REQUIREMENTS = Reproduce the listing that follows with no differences at all.

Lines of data
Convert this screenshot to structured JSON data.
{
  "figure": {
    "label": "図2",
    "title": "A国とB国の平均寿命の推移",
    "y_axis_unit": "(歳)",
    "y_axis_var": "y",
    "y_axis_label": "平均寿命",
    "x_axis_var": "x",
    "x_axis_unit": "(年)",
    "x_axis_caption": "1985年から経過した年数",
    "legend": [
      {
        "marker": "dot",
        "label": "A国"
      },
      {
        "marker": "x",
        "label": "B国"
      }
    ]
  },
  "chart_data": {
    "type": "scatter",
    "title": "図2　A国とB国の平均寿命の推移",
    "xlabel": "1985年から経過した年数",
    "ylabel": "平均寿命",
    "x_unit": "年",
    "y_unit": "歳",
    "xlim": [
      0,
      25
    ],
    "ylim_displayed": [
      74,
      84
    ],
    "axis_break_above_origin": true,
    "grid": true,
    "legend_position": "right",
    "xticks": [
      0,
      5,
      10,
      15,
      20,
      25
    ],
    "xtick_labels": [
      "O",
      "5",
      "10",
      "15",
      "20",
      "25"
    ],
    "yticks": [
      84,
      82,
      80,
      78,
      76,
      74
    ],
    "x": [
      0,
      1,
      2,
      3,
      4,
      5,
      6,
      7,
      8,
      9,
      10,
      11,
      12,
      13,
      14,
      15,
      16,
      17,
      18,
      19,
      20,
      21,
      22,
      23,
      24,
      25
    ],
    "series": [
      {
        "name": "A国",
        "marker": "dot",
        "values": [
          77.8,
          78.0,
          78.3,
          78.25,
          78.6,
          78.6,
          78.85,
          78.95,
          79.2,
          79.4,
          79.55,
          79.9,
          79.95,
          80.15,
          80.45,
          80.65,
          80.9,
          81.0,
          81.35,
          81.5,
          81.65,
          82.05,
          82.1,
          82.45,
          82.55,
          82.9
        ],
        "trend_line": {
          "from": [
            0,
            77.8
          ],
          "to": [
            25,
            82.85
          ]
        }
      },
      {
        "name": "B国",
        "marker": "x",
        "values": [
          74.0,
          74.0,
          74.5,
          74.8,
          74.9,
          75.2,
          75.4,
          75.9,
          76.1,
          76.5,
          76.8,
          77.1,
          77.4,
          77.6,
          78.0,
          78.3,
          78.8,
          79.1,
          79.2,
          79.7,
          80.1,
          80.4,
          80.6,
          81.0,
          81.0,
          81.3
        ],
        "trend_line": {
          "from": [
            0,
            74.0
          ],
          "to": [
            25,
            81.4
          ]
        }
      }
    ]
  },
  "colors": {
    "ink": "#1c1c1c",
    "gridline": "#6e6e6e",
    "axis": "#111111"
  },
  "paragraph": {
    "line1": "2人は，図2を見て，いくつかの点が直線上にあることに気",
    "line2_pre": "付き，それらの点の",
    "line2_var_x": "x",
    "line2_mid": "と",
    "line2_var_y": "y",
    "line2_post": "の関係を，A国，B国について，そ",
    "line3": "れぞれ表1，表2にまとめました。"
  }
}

COMPLETE RESPONSE =
Convert this screenshot to structured JSON data.
{
  "figure": {
    "label": "図2",
    "title": "A国とB国の平均寿命の推移",
    "y_axis_unit": "(歳)",
    "y_axis_var": "y",
    "y_axis_label": "平均寿命",
    "x_axis_var": "x",
    "x_axis_unit": "(年)",
    "x_axis_caption": "1985年から経過した年数",
    "legend": [
      {
        "marker": "dot",
        "label": "A国"
      },
      {
        "marker": "x",
        "label": "B国"
      }
    ]
  },
  "chart_data": {
    "type": "scatter",
    "title": "図2　A国とB国の平均寿命の推移",
    "xlabel": "1985年から経過した年数",
    "ylabel": "平均寿命",
    "x_unit": "年",
    "y_unit": "歳",
    "xlim": [
      0,
      25
    ],
    "ylim_displayed": [
      74,
      84
    ],
    "axis_break_above_origin": true,
    "grid": true,
    "legend_position": "right",
    "xticks": [
      0,
      5,
      10,
      15,
      20,
      25
    ],
    "xtick_labels": [
      "O",
      "5",
      "10",
      "15",
      "20",
      "25"
    ],
    "yticks": [
      84,
      82,
      80,
      78,
      76,
      74
    ],
    "x": [
      0,
      1,
      2,
      3,
      4,
      5,
      6,
      7,
      8,
      9,
      10,
      11,
      12,
      13,
      14,
      15,
      16,
      17,
      18,
      19,
      20,
      21,
      22,
      23,
      24,
      25
    ],
    "series": [
      {
        "name": "A国",
        "marker": "dot",
        "values": [
          77.8,
          78.0,
          78.3,
          78.25,
          78.6,
          78.6,
          78.85,
          78.95,
          79.2,
          79.4,
          79.55,
          79.9,
          79.95,
          80.15,
          80.45,
          80.65,
          80.9,
          81.0,
          81.35,
          81.5,
          81.65,
          82.05,
          82.1,
          82.45,
          82.55,
          82.9
        ],
        "trend_line": {
          "from": [
            0,
            77.8
          ],
          "to": [
            25,
            82.85
          ]
        }
      },
      {
        "name": "B国",
        "marker": "x",
        "values": [
          74.0,
          74.0,
          74.5,
          74.8,
          74.9,
          75.2,
          75.4,
          75.9,
          76.1,
          76.5,
          76.8,
          77.1,
          77.4,
          77.6,
          78.0,
          78.3,
          78.8,
          79.1,
          79.2,
          79.7,
          80.1,
          80.4,
          80.6,
          81.0,
          81.0,
          81.3
        ],
        "trend_line": {
          "from": [
            0,
            74.0
          ],
          "to": [
            25,
            81.4
          ]
        }
      }
    ]
  },
  "colors": {
    "ink": "#1c1c1c",
    "gridline": "#6e6e6e",
    "axis": "#111111"
  },
  "paragraph": {
    "line1": "2人は，図2を見て，いくつかの点が直線上にあることに気",
    "line2_pre": "付き，それらの点の",
    "line2_var_x": "x",
    "line2_mid": "と",
    "line2_var_y": "y",
    "line2_post": "の関係を，A国，B国について，そ",
    "line3": "れぞれ表1，表2にまとめました。"
  }
}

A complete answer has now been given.